• [Exercise task]: Copy out all the lines in the records that include the word "text".

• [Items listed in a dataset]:
◆ ◆ ◆ ◆ ◆ ◆ ◆

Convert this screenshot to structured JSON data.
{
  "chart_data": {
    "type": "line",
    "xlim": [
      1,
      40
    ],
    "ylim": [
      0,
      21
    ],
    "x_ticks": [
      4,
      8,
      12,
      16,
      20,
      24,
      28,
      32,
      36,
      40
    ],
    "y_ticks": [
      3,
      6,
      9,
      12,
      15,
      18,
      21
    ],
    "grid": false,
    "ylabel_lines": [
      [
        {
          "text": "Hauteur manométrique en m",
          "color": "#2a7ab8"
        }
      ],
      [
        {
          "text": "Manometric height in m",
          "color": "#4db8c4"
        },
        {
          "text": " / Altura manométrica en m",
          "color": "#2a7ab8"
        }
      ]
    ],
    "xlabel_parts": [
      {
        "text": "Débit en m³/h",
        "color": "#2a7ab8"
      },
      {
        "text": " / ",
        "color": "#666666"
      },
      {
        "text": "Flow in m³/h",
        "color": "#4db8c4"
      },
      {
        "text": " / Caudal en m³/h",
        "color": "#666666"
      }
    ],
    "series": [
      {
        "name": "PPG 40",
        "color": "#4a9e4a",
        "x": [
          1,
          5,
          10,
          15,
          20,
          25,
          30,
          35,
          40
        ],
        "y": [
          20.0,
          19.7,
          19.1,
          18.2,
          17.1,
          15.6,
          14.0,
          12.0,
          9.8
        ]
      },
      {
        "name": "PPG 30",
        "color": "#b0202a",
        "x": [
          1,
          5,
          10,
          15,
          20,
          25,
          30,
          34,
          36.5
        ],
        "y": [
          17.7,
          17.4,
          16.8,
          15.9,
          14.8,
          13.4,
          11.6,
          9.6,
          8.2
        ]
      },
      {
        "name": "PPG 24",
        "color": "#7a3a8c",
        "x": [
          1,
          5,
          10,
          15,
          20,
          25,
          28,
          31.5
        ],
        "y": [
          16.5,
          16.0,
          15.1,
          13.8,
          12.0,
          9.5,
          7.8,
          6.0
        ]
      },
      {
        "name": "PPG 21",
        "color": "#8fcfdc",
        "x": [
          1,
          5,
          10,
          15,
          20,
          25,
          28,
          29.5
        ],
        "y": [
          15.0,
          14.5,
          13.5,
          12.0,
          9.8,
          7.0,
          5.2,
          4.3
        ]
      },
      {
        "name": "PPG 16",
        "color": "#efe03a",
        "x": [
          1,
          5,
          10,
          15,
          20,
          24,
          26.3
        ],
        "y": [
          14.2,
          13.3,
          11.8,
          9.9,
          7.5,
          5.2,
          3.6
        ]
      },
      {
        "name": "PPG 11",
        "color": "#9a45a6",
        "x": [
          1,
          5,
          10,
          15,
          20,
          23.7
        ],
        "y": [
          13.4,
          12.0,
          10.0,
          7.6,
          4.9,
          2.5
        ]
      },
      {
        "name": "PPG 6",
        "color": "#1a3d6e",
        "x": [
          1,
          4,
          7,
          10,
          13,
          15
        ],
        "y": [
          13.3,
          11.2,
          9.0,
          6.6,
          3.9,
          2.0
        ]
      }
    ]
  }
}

◆ ◆ ◆ ◆ ◆ ◆ ◆

• [Response]:
          "text": "Hauteur manométrique en m",
          "text": "Manometric height in m",
          "text": " / Altura manométrica en m",
        "text": "Débit en m³/h",
        "text": " / ",
        "text": "Flow in m³/h",
        "text": " / Caudal en m³/h",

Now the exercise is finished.